▶ _Trecho do documento_
----------

Então é Natal e o que você fez?
John Lennon
O que temos feito? A História não tem uma trajetória linear, é errática, imprevisível, muitas vezes se perde em desvios sombrios e a humanidade parece que vai sucumbir.
Em 2025, completaremos 80 anos do encerramento do maior conflito bélico que o ser humano produziu em todos os tempos. Mortes em escala industrial nunca antes vistas motivaram um esforço entre os povos na construção de acordos e instituições para garantir que aquele horror nunca mais fosse repetido. A Organização das Nações Unidas é fundada ainda em 1945 e, três anos após, é assinada a Declaração Universal dos Direitos Humanos.
Se por um lado nunca conseguimos eliminar todos os conflitos armados, por outro, se obteve relativa estabilidade no plano internacional, com certo equilíbrio entre os maiores e mais poderosos países. A sombra de uma guerra nuclear, contudo, alimentou a chamada ‘guerra fria’ que, apesar da tensão às vezes quase insuportável, impediu o uso da mais mortífera arma inventada pelo homem.
Quando do esboroamento da União Soviética e seus satélites, alguns apressadamente vaticinaram que chegáramos ao ‘fim da história’, ou seja, o término de disputas ideológicas e a vitória definitiva da democracia liberal, que proporcionaria o progresso infinito e prosperidade para todos. Infelizmente, parece que ainda não foi desta vez que desembarcamos no paraíso prometido.

----------

▶ _Tarefas propostas_
1) Responda com base no texto sobre o pós-guerra:
(a) Em que ano foi fundada a Organização das Nações Unidas?
(b) Quantos anos depois da fundação da ONU foi assinada a Declaração Universal dos Direitos Humanos?
(c) O que alguns vaticinaram apressadamente quando do esboroamento da União Soviética?
2) Transcreva do texto sobre o pós-guerra o trecho que vai de "Em 2025, completaremos" até "inventada pelo homem.".
O material que vem a seguir tem outra origem.

▶ _Entradas salvas_
----------

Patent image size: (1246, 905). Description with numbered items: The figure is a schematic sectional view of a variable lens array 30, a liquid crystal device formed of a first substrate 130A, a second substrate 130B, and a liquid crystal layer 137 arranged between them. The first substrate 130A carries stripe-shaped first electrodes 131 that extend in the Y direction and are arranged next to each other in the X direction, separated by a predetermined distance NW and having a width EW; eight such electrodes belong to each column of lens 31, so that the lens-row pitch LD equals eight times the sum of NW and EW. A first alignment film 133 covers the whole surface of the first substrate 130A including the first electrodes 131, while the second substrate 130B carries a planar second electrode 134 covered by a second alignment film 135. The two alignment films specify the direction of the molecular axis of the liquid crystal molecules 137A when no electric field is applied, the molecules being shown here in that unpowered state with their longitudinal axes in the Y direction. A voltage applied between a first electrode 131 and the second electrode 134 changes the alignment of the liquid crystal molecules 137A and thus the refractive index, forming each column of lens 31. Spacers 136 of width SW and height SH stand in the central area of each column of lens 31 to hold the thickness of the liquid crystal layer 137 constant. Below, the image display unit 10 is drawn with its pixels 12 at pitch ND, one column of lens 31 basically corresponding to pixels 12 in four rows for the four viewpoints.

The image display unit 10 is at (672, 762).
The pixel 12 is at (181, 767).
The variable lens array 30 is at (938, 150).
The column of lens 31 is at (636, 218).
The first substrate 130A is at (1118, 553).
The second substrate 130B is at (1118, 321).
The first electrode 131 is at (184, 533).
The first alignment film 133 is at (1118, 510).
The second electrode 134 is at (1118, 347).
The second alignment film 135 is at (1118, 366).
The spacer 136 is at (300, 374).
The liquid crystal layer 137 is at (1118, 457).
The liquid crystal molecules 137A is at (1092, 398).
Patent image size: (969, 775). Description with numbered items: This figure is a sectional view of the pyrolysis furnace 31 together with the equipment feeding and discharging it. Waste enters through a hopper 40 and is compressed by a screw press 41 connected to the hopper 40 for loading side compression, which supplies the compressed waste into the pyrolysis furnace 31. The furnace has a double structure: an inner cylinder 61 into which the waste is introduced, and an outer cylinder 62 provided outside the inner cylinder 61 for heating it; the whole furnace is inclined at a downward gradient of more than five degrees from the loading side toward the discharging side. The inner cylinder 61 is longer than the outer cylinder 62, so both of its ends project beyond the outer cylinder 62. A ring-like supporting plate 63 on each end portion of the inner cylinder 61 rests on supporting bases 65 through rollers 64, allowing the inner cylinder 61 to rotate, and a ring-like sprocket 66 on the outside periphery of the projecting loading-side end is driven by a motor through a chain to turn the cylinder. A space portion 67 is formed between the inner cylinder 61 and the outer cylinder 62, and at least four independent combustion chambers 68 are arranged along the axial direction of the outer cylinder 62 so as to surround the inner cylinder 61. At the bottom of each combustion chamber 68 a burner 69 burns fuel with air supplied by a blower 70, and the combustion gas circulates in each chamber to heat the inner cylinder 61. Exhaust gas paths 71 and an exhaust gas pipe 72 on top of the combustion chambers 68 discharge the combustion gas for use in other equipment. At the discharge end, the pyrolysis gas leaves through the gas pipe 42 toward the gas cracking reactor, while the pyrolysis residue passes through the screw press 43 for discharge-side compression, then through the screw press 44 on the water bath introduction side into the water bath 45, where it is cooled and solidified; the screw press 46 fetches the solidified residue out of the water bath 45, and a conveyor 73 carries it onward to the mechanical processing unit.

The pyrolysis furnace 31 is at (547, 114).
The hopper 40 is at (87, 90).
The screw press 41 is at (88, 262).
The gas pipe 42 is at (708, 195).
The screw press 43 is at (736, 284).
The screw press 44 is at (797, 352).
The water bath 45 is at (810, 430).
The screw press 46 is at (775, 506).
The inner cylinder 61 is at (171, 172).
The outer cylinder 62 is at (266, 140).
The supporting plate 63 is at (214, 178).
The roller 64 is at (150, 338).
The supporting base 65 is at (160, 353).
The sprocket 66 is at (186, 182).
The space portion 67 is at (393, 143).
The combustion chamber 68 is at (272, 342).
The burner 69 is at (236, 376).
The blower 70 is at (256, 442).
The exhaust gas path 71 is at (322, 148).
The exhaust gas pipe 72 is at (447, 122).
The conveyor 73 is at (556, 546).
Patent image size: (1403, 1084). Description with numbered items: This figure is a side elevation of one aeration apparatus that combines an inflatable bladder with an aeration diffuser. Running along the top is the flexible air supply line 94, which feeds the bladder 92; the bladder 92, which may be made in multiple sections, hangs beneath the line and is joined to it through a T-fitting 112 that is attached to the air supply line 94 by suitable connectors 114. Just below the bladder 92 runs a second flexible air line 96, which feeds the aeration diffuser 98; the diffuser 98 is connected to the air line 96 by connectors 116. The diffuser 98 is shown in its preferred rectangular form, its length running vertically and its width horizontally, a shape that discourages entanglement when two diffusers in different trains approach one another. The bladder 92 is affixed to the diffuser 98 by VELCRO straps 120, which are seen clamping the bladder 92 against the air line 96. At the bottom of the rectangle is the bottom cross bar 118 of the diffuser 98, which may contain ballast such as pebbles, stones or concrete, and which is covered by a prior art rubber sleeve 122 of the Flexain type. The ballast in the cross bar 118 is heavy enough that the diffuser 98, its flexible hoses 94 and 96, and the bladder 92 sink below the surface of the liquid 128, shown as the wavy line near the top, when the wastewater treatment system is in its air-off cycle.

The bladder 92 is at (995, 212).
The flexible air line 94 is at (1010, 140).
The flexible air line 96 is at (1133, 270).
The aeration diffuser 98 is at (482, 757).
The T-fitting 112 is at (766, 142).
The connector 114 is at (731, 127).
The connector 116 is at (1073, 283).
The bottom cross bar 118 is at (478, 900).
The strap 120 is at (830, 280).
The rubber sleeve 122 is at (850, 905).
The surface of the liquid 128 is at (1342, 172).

----------

▶ _Respostas por tarefa_
1)
(a) Em 1945.
(b) Três anos depois.
(c) Vaticinaram que se chegara ao "fim da história", ou seja, ao término das disputas ideológicas e à vitória definitiva da democracia liberal.

2)
Em 2025, completaremos 80 anos do encerramento do maior conflito bélico que o ser humano produziu em todos os tempos. Mortes em escala industrial nunca antes vistas motivaram um esforço entre os povos na construção de acordos e instituições para garantir que aquele horror nunca mais fosse repetido. A Organização das Nações Unidas é fundada ainda em 1945 e, três anos após, é assinada a Declaração Universal dos Direitos Humanos.
Se por um lado nunca conseguimos eliminar todos os conflitos armados, por outro, se obteve relativa estabilidade no plano internacional, com certo equilíbrio entre os maiores e mais poderosos países. A sombra de uma guerra nuclear, contudo, alimentou a chamada ‘guerra fria’ que, apesar da tensão às vezes quase insuportável, impediu o uso da mais mortífera arma inventada pelo homem.